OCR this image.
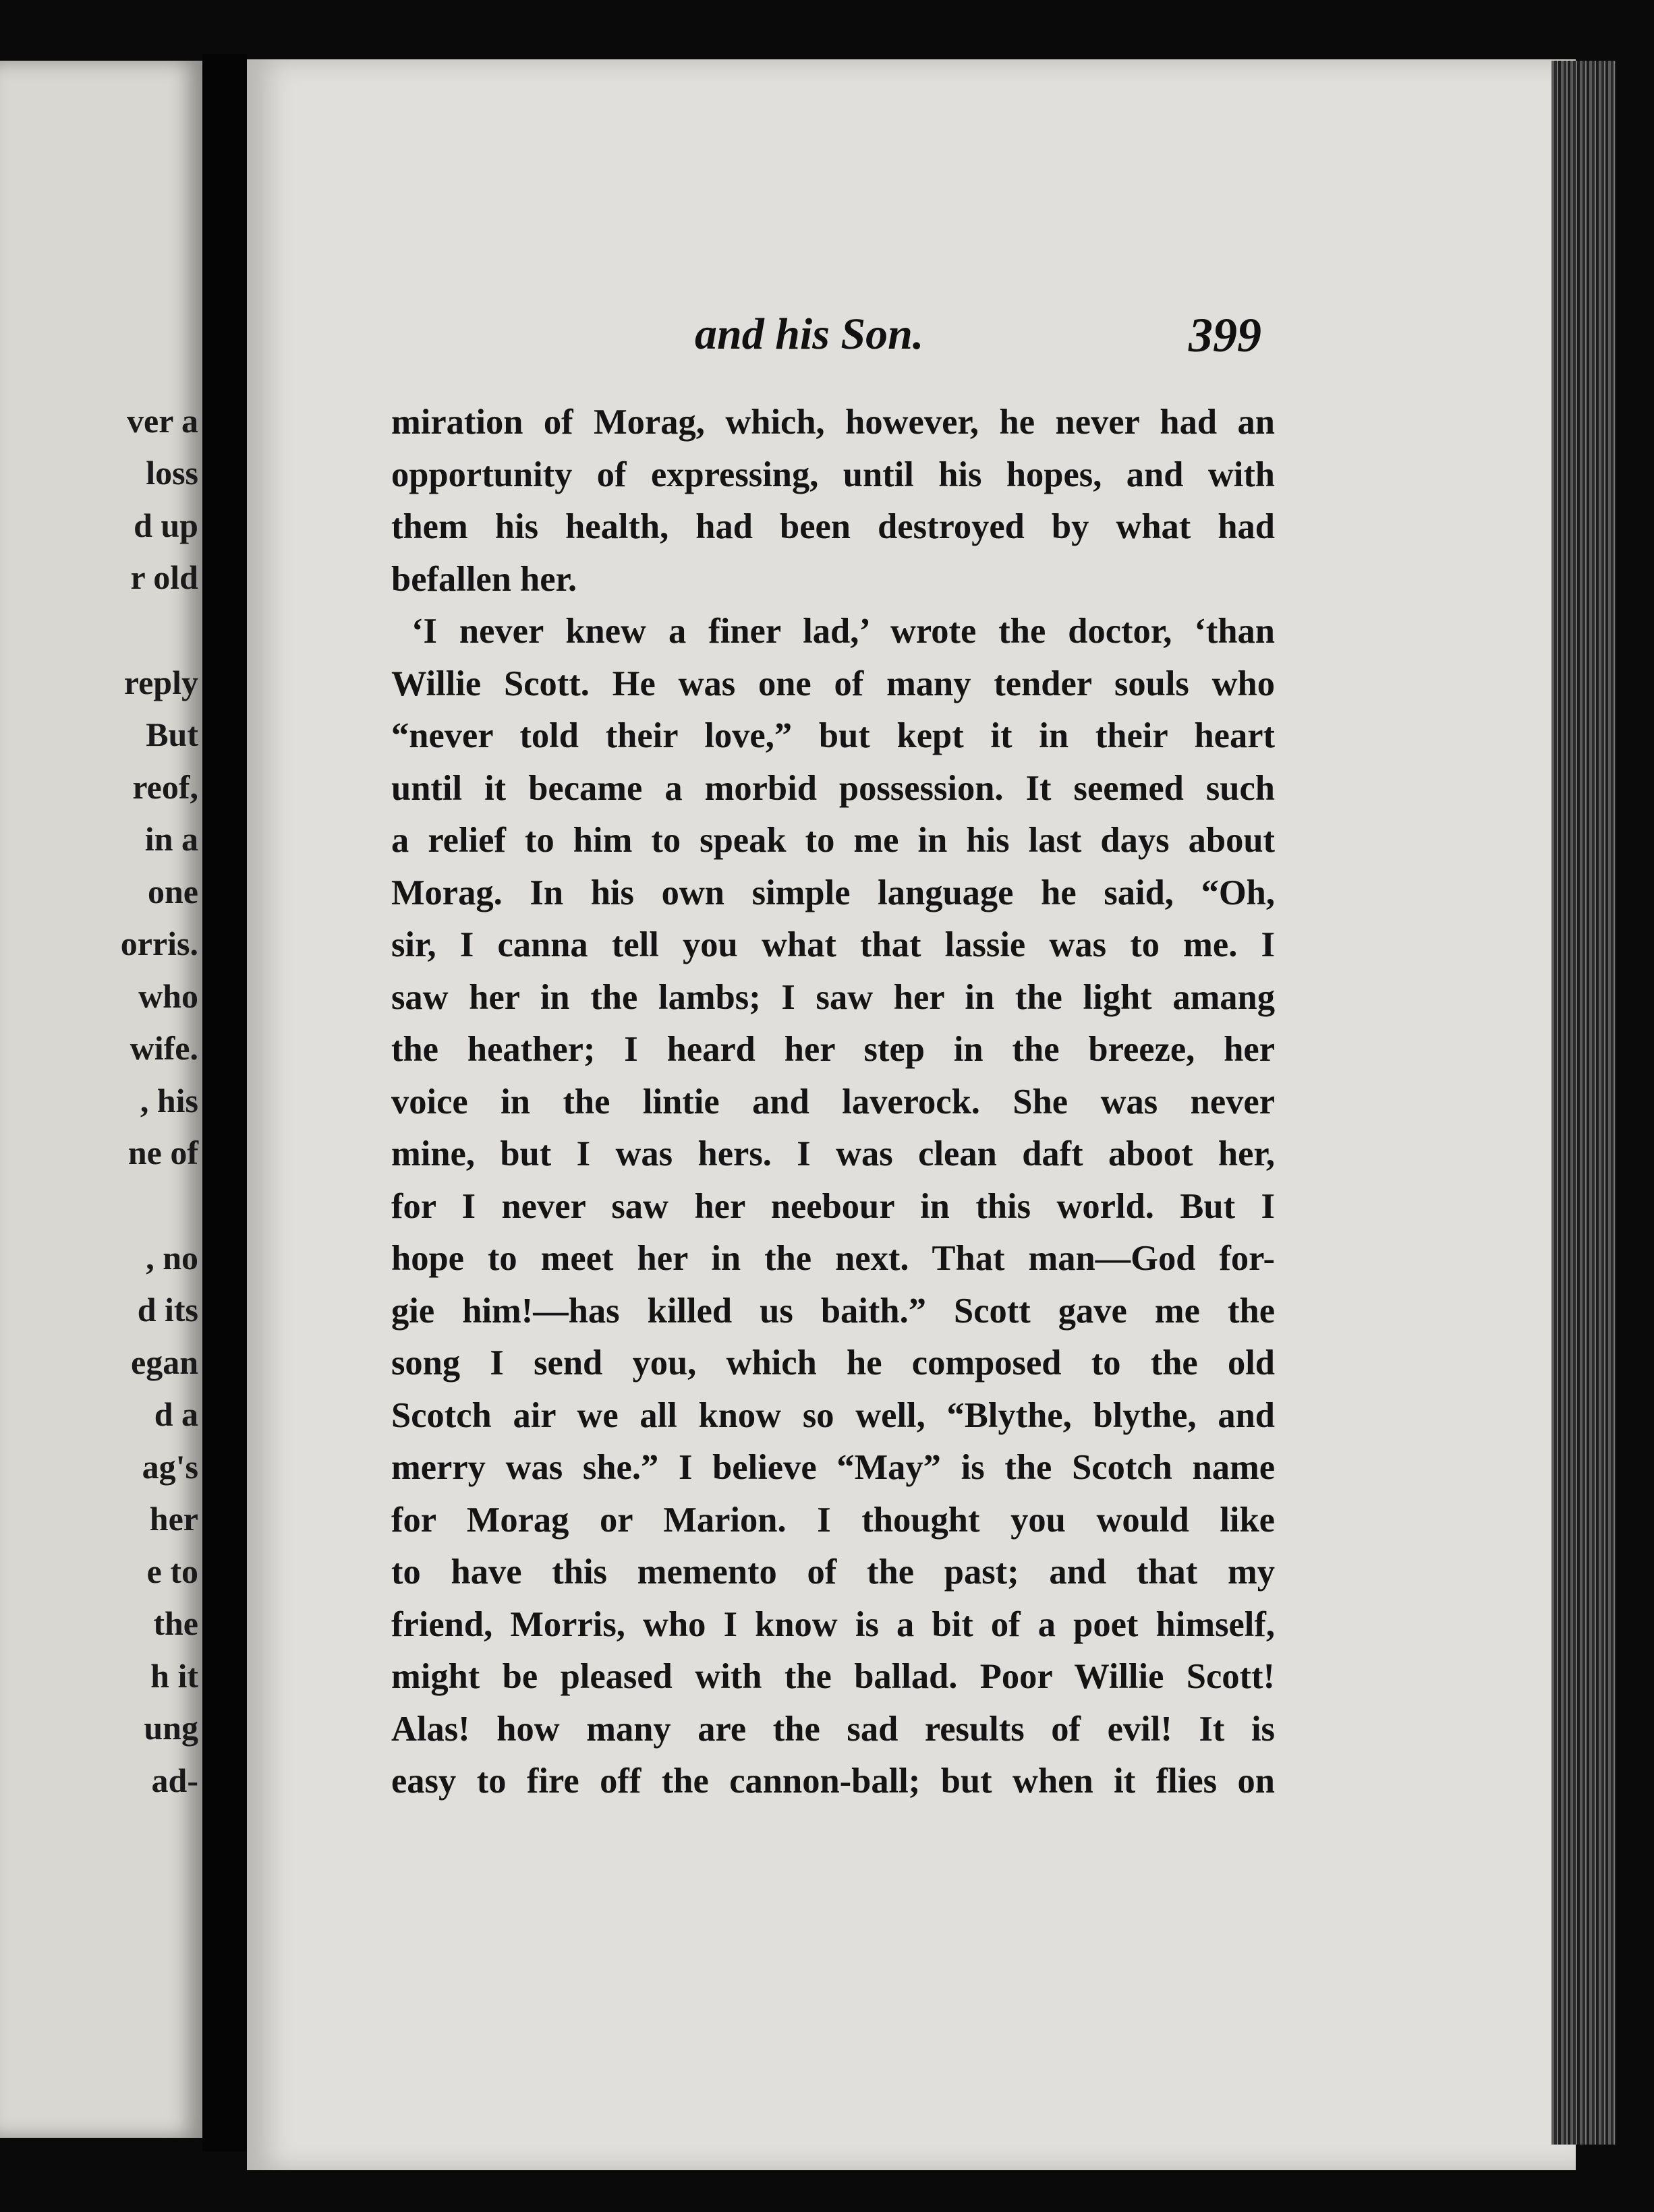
ver a
loss
d up
r old
reply
But
reof,
in a
one
orris.
who
wife.
, his
ne of
, no
d its
egan
d a
ag's
her
e to
the
h it
ung
ad-
and his Son.	399
miration of Morag, which, however, he never had an
opportunity of expressing, until his hopes, and with
them his health, had been destroyed by what had
befallen her.
‘I never knew a finer lad,’ wrote the doctor, ‘than
Willie Scott. He was one of many tender souls who
“never told their love,” but kept it in their heart
until it became a morbid possession. It seemed such
a relief to him to speak to me in his last days about
Morag. In his own simple language he said, “Oh,
sir, I canna tell you what that lassie was to me. I
saw her in the lambs; I saw her in the light amang
the heather; I heard her step in the breeze, her
voice in the lintie and laverock. She was never
mine, but I was hers. I was clean daft aboot her,
for I never saw her neebour in this world. But I
hope to meet her in the next. That man—God for-
gie him!—has killed us baith.” Scott gave me the
song I send you, which he composed to the old
Scotch air we all know so well, “Blythe, blythe, and
merry was she.” I believe “May” is the Scotch name
for Morag or Marion. I thought you would like
to have this memento of the past; and that my
friend, Morris, who I know is a bit of a poet himself,
might be pleased with the ballad. Poor Willie Scott!
Alas! how many are the sad results of evil! It is
easy to fire off the cannon-ball; but when it flies on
++++++
- Required work
Go through the listing above and quote it exactly, apart from its images.

- Output of the task
OCR this image.
ver a
loss
d up
r old
reply
But
reof,
in a
one
orris.
who
wife.
, his
ne of
, no
d its
egan
d a
ag's
her
e to
the
h it
ung
ad-
and his Son.	399
miration of Morag, which, however, he never had an
opportunity of expressing, until his hopes, and with
them his health, had been destroyed by what had
befallen her.
‘I never knew a finer lad,’ wrote the doctor, ‘than
Willie Scott. He was one of many tender souls who
“never told their love,” but kept it in their heart
until it became a morbid possession. It seemed such
a relief to him to speak to me in his last days about
Morag. In his own simple language he said, “Oh,
sir, I canna tell you what that lassie was to me. I
saw her in the lambs; I saw her in the light amang
the heather; I heard her step in the breeze, her
voice in the lintie and laverock. She was never
mine, but I was hers. I was clean daft aboot her,
for I never saw her neebour in this world. But I
hope to meet her in the next. That man—God for-
gie him!—has killed us baith.” Scott gave me the
song I send you, which he composed to the old
Scotch air we all know so well, “Blythe, blythe, and
merry was she.” I believe “May” is the Scotch name
for Morag or Marion. I thought you would like
to have this memento of the past; and that my
friend, Morris, who I know is a bit of a poet himself,
might be pleased with the ballad. Poor Willie Scott!
Alas! how many are the sad results of evil! It is
easy to fire off the cannon-ball; but when it flies on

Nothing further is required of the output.